:: Written exercise ::
Gather up the lines that contain "linux".
-- START OF Supplied records --
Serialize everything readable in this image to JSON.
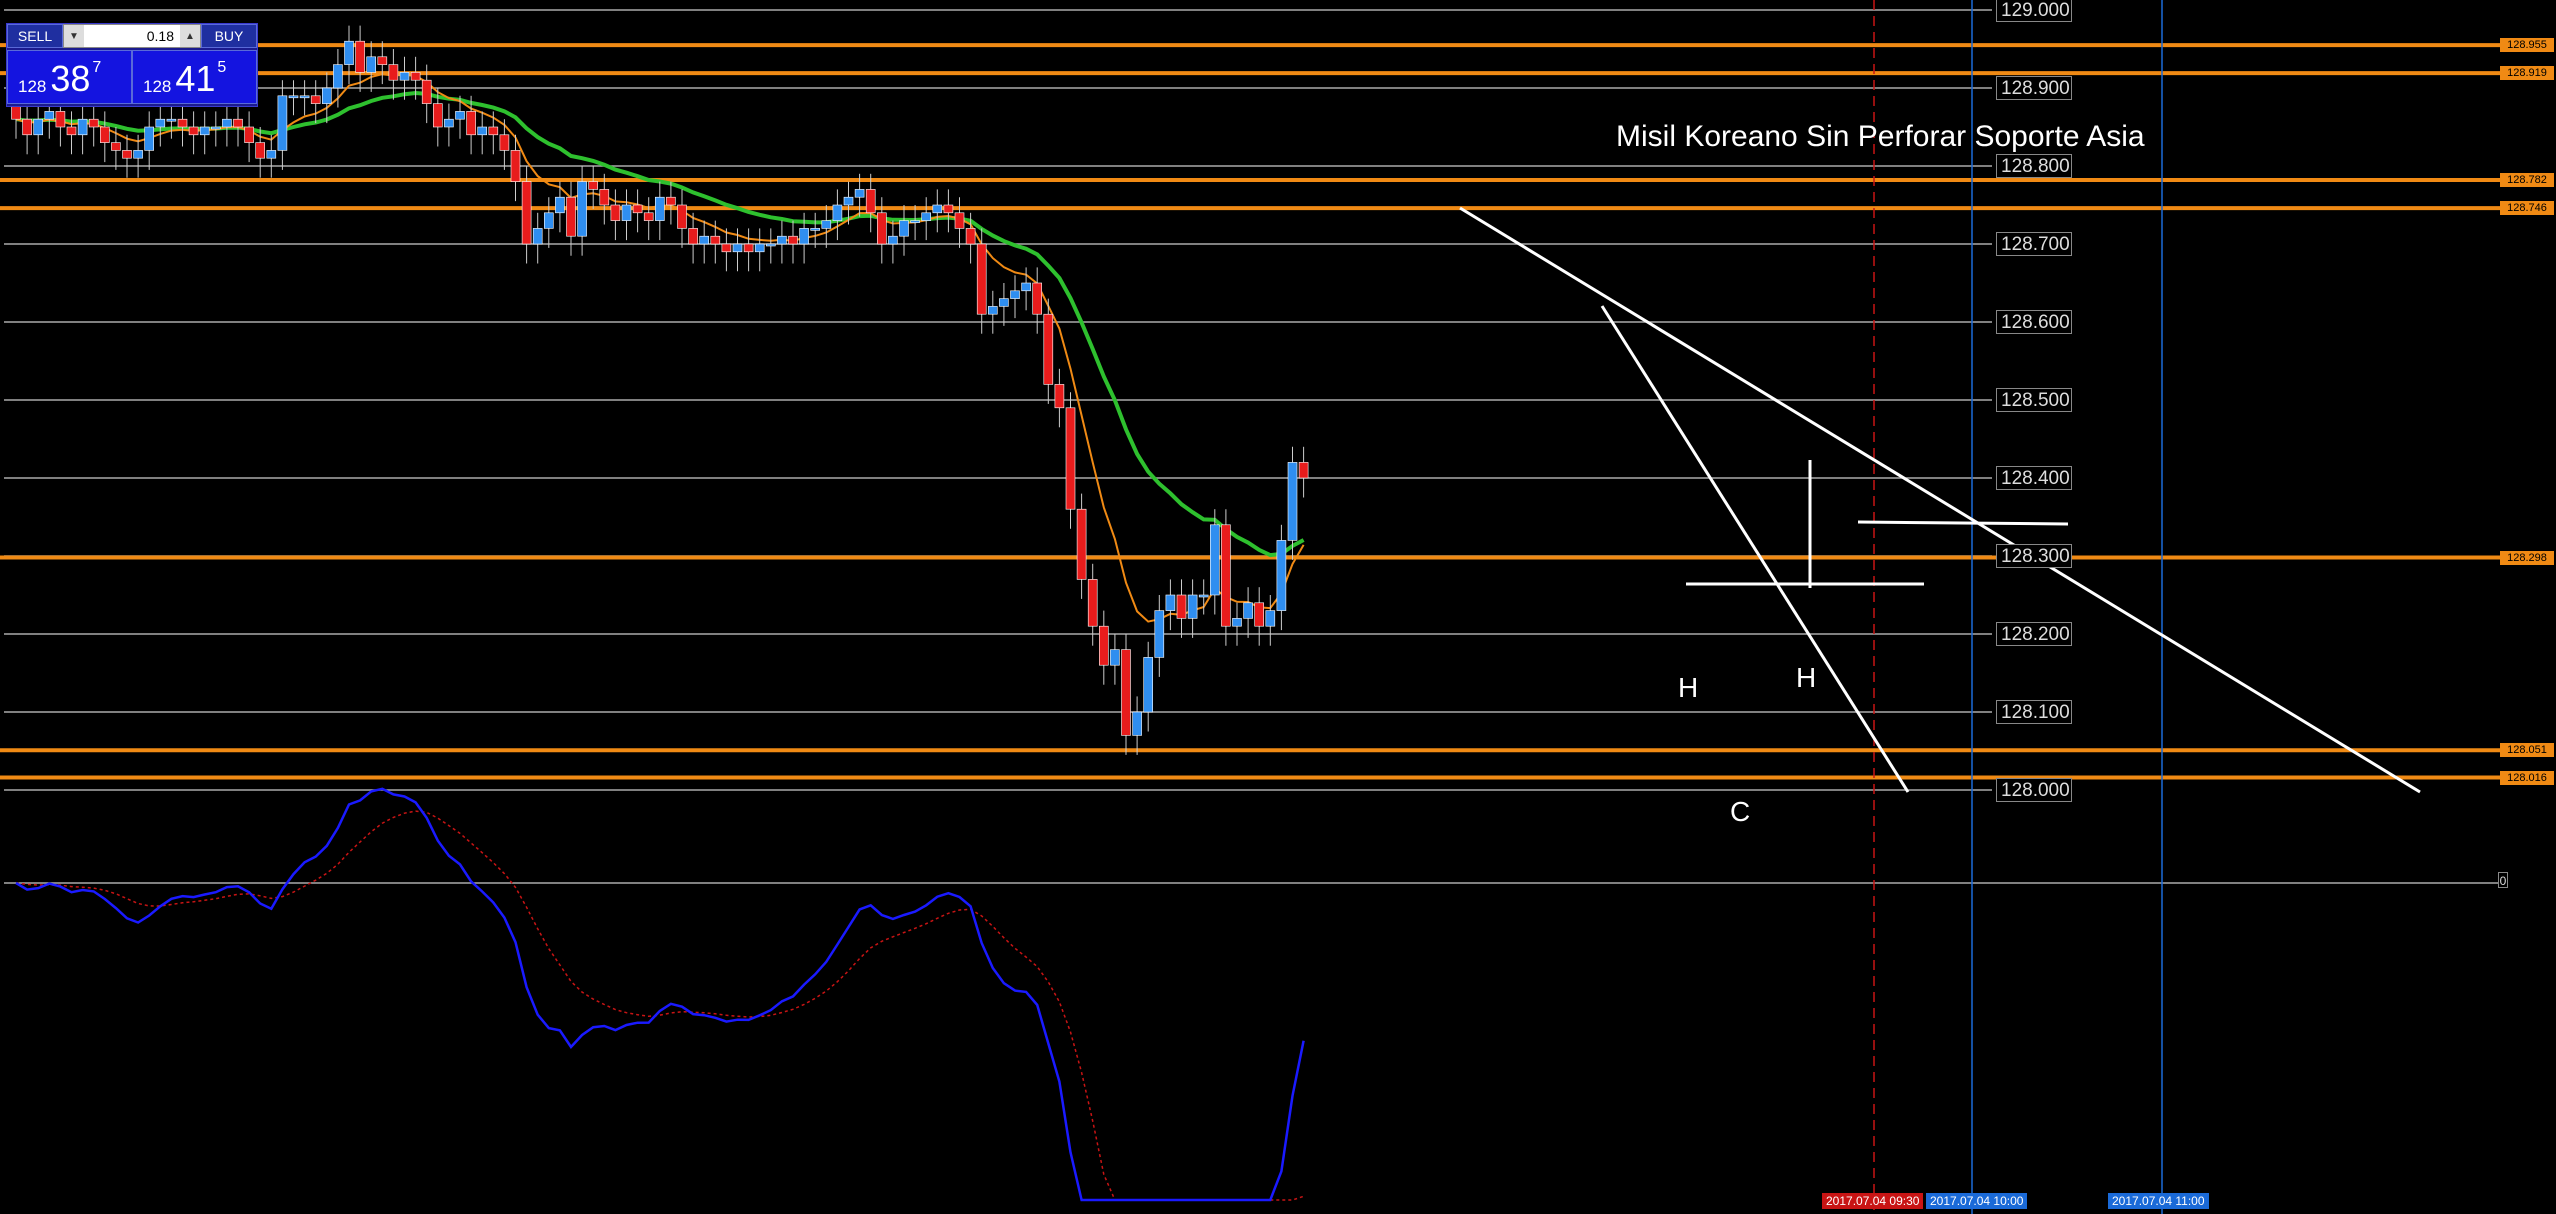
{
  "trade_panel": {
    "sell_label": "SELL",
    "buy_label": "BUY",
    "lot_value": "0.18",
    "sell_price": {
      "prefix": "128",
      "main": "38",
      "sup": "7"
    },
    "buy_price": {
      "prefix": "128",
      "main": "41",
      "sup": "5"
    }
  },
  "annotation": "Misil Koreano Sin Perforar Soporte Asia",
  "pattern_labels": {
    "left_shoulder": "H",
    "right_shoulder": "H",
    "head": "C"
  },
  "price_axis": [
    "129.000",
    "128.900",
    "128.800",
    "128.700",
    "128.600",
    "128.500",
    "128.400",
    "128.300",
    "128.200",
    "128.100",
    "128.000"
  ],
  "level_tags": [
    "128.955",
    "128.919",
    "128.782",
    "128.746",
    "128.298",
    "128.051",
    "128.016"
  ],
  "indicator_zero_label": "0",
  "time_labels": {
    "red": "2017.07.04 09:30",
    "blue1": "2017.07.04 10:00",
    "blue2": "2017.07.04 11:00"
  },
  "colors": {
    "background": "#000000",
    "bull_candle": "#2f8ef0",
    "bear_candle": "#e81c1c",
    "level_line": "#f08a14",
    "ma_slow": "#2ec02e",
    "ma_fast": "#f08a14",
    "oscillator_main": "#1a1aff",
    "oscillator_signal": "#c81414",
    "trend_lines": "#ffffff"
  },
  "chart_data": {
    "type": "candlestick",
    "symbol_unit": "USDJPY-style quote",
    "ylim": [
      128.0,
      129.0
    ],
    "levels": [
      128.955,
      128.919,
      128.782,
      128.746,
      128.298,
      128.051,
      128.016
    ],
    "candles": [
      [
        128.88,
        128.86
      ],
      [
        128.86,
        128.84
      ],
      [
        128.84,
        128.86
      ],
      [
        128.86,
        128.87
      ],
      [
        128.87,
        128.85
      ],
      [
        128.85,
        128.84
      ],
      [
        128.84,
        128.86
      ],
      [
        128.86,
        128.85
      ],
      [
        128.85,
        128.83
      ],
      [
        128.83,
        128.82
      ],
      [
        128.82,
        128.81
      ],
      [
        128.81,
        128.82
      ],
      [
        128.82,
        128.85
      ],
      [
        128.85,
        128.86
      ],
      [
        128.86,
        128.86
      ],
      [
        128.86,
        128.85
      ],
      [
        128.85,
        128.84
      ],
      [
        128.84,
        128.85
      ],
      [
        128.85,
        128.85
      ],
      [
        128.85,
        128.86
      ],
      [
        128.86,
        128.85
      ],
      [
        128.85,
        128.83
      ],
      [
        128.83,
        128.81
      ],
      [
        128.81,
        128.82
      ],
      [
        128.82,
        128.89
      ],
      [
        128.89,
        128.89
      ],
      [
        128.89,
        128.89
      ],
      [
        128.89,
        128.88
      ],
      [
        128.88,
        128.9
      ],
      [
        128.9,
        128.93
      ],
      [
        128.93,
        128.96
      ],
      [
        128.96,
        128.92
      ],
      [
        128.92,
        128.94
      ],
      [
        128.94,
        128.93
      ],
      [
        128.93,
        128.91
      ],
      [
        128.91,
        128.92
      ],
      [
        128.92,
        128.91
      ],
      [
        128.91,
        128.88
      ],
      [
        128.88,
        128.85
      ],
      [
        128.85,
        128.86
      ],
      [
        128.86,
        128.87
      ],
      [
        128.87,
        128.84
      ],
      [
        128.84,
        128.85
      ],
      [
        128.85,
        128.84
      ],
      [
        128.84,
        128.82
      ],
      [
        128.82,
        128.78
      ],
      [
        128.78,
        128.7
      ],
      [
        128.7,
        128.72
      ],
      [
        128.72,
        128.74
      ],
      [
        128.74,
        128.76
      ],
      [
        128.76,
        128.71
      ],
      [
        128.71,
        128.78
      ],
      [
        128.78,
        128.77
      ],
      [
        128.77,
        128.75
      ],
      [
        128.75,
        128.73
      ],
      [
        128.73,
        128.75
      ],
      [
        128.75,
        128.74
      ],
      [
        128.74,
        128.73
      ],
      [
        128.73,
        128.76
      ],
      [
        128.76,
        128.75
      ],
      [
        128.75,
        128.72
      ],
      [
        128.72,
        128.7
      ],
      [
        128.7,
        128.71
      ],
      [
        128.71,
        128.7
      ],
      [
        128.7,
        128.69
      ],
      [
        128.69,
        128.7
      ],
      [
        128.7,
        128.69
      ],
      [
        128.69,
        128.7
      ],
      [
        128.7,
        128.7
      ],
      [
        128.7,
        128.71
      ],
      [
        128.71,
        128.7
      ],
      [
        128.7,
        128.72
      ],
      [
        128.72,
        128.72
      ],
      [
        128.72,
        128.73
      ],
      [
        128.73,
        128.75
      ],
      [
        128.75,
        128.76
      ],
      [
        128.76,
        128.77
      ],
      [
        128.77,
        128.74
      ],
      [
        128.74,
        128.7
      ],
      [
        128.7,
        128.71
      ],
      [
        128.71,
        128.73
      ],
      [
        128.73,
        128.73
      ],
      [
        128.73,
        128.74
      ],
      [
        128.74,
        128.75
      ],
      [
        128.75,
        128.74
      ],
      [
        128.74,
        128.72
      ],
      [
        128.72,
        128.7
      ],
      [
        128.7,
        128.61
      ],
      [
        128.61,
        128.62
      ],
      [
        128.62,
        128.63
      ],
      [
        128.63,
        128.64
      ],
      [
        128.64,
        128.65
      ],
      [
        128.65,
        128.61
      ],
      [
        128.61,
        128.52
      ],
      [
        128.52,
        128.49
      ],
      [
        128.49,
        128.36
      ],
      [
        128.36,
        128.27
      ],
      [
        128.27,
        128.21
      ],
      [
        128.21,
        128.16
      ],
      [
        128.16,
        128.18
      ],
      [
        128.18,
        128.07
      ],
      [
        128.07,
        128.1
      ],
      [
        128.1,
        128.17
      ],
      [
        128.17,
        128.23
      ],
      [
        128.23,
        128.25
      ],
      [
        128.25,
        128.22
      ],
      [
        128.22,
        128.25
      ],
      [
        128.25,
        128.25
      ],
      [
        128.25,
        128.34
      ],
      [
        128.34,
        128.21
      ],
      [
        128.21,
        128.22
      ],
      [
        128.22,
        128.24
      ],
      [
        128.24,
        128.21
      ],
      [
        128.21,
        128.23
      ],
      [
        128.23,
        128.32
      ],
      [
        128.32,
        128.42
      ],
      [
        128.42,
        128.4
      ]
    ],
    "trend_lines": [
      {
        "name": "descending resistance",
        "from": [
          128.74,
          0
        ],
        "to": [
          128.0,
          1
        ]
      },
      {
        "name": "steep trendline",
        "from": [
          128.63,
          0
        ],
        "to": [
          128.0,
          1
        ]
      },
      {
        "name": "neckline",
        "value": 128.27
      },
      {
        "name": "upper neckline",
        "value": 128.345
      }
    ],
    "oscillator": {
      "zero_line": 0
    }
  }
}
-- END OF Supplied records --
-- START OF Supplied records --
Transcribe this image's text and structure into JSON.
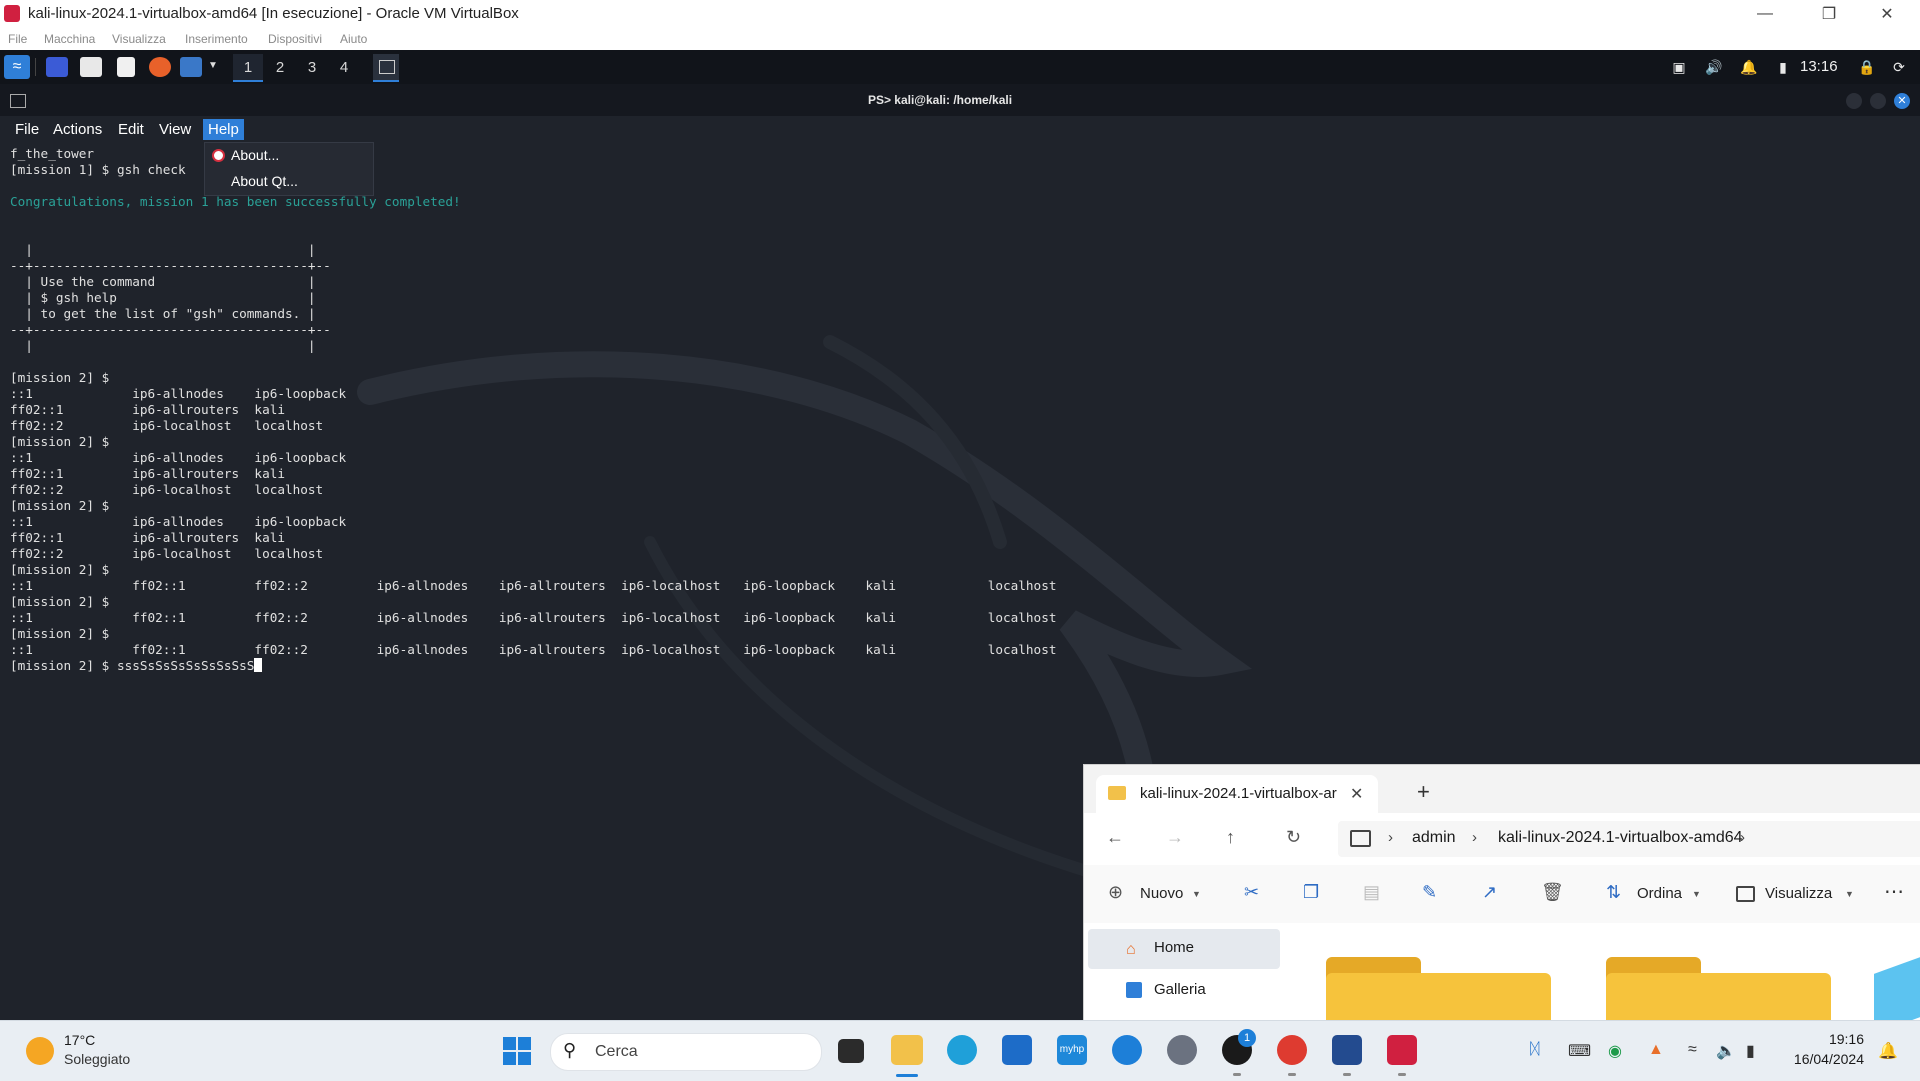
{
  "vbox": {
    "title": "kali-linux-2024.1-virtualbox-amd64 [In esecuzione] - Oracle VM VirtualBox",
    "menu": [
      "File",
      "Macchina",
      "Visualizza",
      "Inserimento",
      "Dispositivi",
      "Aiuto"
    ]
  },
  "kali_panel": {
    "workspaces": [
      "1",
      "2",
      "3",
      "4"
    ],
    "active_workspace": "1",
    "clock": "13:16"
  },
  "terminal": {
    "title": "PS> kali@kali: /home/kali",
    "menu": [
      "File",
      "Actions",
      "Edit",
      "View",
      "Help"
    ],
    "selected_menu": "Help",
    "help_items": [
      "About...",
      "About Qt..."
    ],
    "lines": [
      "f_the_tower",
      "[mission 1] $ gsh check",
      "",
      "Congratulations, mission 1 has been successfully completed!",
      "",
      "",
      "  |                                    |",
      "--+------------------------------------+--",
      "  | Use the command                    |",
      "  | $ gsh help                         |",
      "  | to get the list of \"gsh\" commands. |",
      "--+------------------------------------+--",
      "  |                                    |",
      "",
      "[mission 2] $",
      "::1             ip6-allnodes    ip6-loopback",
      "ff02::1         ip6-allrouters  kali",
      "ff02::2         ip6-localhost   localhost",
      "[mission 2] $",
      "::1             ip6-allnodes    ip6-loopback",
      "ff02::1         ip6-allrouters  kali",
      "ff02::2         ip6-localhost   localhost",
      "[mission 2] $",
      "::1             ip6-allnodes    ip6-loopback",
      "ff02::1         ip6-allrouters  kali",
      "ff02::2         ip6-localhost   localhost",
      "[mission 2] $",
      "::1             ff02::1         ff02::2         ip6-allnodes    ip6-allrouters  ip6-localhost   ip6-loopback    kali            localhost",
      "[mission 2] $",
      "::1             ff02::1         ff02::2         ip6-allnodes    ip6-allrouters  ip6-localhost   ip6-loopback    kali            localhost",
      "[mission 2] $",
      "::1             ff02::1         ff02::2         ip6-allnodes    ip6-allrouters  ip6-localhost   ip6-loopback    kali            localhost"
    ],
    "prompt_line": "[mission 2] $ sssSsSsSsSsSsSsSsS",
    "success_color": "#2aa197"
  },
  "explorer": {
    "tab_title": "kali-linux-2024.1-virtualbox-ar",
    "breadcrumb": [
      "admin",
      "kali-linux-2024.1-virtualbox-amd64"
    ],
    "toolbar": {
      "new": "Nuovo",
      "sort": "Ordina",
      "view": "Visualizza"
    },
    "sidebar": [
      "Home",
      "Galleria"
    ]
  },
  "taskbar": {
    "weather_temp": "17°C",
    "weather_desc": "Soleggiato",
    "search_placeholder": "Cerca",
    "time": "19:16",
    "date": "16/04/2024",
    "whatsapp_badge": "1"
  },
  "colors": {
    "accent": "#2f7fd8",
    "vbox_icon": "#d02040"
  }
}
-- END OF Supplied records --
:: Full solution ::
    "title": "kali-linux-2024.1-virtualbox-amd64 [In esecuzione] - Oracle VM VirtualBox",
    "tab_title": "kali-linux-2024.1-virtualbox-ar",
      "kali-linux-2024.1-virtualbox-amd64"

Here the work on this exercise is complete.